■ WHAT IS REQUIRED
Each record is to be transcribed exactly.

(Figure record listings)
□ □ □ □ □ □ □

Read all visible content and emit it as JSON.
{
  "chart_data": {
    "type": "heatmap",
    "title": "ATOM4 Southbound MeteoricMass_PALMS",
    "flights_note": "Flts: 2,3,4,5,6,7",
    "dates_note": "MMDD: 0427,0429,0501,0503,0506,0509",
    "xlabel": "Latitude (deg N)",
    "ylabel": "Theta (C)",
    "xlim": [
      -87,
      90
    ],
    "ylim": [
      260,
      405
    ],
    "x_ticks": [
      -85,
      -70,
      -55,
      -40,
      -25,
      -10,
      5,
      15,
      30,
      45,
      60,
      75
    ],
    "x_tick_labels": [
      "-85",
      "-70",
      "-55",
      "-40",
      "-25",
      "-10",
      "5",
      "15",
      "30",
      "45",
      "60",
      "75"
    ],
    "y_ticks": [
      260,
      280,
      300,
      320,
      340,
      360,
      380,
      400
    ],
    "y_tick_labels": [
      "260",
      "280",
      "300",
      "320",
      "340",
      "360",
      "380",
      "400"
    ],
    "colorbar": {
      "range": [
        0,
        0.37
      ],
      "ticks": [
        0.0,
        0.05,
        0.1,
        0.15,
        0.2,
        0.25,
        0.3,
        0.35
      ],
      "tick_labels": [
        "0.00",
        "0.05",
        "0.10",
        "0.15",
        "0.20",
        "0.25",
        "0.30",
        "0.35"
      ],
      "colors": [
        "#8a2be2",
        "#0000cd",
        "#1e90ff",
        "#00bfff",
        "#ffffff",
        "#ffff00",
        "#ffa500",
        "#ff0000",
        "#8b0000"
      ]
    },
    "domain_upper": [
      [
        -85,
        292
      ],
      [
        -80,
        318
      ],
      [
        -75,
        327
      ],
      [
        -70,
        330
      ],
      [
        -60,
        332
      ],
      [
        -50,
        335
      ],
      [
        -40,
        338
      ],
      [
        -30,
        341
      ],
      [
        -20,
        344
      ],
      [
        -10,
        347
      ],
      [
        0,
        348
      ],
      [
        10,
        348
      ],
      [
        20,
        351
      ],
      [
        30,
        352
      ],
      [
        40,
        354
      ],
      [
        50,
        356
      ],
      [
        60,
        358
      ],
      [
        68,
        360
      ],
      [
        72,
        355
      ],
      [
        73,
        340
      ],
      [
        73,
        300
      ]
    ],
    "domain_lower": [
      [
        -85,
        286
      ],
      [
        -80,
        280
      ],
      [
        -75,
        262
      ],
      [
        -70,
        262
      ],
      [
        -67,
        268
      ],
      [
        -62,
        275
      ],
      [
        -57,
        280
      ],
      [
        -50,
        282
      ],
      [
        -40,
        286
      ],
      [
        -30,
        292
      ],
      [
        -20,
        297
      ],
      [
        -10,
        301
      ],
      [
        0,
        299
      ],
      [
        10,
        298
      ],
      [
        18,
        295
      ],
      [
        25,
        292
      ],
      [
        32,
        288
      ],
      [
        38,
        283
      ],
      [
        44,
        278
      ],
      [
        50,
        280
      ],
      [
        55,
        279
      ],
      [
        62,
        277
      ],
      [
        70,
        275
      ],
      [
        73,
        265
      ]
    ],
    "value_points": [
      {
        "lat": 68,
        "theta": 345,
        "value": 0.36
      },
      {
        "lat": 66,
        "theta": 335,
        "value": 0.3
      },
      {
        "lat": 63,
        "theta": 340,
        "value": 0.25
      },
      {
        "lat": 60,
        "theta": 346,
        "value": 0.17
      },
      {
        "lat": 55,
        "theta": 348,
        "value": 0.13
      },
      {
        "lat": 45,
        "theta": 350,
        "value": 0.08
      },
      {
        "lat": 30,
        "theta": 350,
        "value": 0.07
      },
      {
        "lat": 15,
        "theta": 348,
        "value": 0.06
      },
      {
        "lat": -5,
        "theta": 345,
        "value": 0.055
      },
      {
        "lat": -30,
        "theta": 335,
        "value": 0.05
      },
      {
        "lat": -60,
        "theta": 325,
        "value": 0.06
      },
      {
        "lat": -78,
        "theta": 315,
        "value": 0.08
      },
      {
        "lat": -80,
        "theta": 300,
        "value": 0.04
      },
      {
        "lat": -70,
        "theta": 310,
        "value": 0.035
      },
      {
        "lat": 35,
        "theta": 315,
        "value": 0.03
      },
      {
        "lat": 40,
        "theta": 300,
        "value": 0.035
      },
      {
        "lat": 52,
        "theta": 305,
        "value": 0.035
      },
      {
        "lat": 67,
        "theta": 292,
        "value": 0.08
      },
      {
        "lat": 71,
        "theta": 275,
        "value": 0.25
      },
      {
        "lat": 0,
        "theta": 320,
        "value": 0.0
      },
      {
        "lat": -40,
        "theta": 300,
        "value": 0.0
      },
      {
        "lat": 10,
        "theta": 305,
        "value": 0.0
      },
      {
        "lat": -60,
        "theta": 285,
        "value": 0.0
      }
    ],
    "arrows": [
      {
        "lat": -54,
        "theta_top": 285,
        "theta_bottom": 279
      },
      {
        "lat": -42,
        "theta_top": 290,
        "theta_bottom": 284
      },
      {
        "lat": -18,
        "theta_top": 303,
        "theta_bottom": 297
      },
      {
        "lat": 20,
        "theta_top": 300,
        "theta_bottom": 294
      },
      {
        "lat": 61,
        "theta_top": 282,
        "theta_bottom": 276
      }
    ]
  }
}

□ □ □ □ □ □ □

■ THE RESULT
Read all visible content and emit it as JSON.
{
  "chart_data": {
    "type": "heatmap",
    "title": "ATOM4 Southbound MeteoricMass_PALMS",
    "flights_note": "Flts: 2,3,4,5,6,7",
    "dates_note": "MMDD: 0427,0429,0501,0503,0506,0509",
    "xlabel": "Latitude (deg N)",
    "ylabel": "Theta (C)",
    "xlim": [
      -87,
      90
    ],
    "ylim": [
      260,
      405
    ],
    "x_ticks": [
      -85,
      -70,
      -55,
      -40,
      -25,
      -10,
      5,
      15,
      30,
      45,
      60,
      75
    ],
    "x_tick_labels": [
      "-85",
      "-70",
      "-55",
      "-40",
      "-25",
      "-10",
      "5",
      "15",
      "30",
      "45",
      "60",
      "75"
    ],
    "y_ticks": [
      260,
      280,
      300,
      320,
      340,
      360,
      380,
      400
    ],
    "y_tick_labels": [
      "260",
      "280",
      "300",
      "320",
      "340",
      "360",
      "380",
      "400"
    ],
    "colorbar": {
      "range": [
        0,
        0.37
      ],
      "ticks": [
        0.0,
        0.05,
        0.1,
        0.15,
        0.2,
        0.25,
        0.3,
        0.35
      ],
      "tick_labels": [
        "0.00",
        "0.05",
        "0.10",
        "0.15",
        "0.20",
        "0.25",
        "0.30",
        "0.35"
      ],
      "colors": [
        "#8a2be2",
        "#0000cd",
        "#1e90ff",
        "#00bfff",
        "#ffffff",
        "#ffff00",
        "#ffa500",
        "#ff0000",
        "#8b0000"
      ]
    },
    "domain_upper": [
      [
        -85,
        292
      ],
      [
        -80,
        318
      ],
      [
        -75,
        327
      ],
      [
        -70,
        330
      ],
      [
        -60,
        332
      ],
      [
        -50,
        335
      ],
      [
        -40,
        338
      ],
      [
        -30,
        341
      ],
      [
        -20,
        344
      ],
      [
        -10,
        347
      ],
      [
        0,
        348
      ],
      [
        10,
        348
      ],
      [
        20,
        351
      ],
      [
        30,
        352
      ],
      [
        40,
        354
      ],
      [
        50,
        356
      ],
      [
        60,
        358
      ],
      [
        68,
        360
      ],
      [
        72,
        355
      ],
      [
        73,
        340
      ],
      [
        73,
        300
      ]
    ],
    "domain_lower": [
      [
        -85,
        286
      ],
      [
        -80,
        280
      ],
      [
        -75,
        262
      ],
      [
        -70,
        262
      ],
      [
        -67,
        268
      ],
      [
        -62,
        275
      ],
      [
        -57,
        280
      ],
      [
        -50,
        282
      ],
      [
        -40,
        286
      ],
      [
        -30,
        292
      ],
      [
        -20,
        297
      ],
      [
        -10,
        301
      ],
      [
        0,
        299
      ],
      [
        10,
        298
      ],
      [
        18,
        295
      ],
      [
        25,
        292
      ],
      [
        32,
        288
      ],
      [
        38,
        283
      ],
      [
        44,
        278
      ],
      [
        50,
        280
      ],
      [
        55,
        279
      ],
      [
        62,
        277
      ],
      [
        70,
        275
      ],
      [
        73,
        265
      ]
    ],
    "value_points": [
      {
        "lat": 68,
        "theta": 345,
        "value": 0.36
      },
      {
        "lat": 66,
        "theta": 335,
        "value": 0.3
      },
      {
        "lat": 63,
        "theta": 340,
        "value": 0.25
      },
      {
        "lat": 60,
        "theta": 346,
        "value": 0.17
      },
      {
        "lat": 55,
        "theta": 348,
        "value": 0.13
      },
      {
        "lat": 45,
        "theta": 350,
        "value": 0.08
      },
      {
        "lat": 30,
        "theta": 350,
        "value": 0.07
      },
      {
        "lat": 15,
        "theta": 348,
        "value": 0.06
      },
      {
        "lat": -5,
        "theta": 345,
        "value": 0.055
      },
      {
        "lat": -30,
        "theta": 335,
        "value": 0.05
      },
      {
        "lat": -60,
        "theta": 325,
        "value": 0.06
      },
      {
        "lat": -78,
        "theta": 315,
        "value": 0.08
      },
      {
        "lat": -80,
        "theta": 300,
        "value": 0.04
      },
      {
        "lat": -70,
        "theta": 310,
        "value": 0.035
      },
      {
        "lat": 35,
        "theta": 315,
        "value": 0.03
      },
      {
        "lat": 40,
        "theta": 300,
        "value": 0.035
      },
      {
        "lat": 52,
        "theta": 305,
        "value": 0.035
      },
      {
        "lat": 67,
        "theta": 292,
        "value": 0.08
      },
      {
        "lat": 71,
        "theta": 275,
        "value": 0.25
      },
      {
        "lat": 0,
        "theta": 320,
        "value": 0.0
      },
      {
        "lat": -40,
        "theta": 300,
        "value": 0.0
      },
      {
        "lat": 10,
        "theta": 305,
        "value": 0.0
      },
      {
        "lat": -60,
        "theta": 285,
        "value": 0.0
      }
    ],
    "arrows": [
      {
        "lat": -54,
        "theta_top": 285,
        "theta_bottom": 279
      },
      {
        "lat": -42,
        "theta_top": 290,
        "theta_bottom": 284
      },
      {
        "lat": -18,
        "theta_top": 303,
        "theta_bottom": 297
      },
      {
        "lat": 20,
        "theta_top": 300,
        "theta_bottom": 294
      },
      {
        "lat": 61,
        "theta_top": 282,
        "theta_bottom": 276
      }
    ]
  }
}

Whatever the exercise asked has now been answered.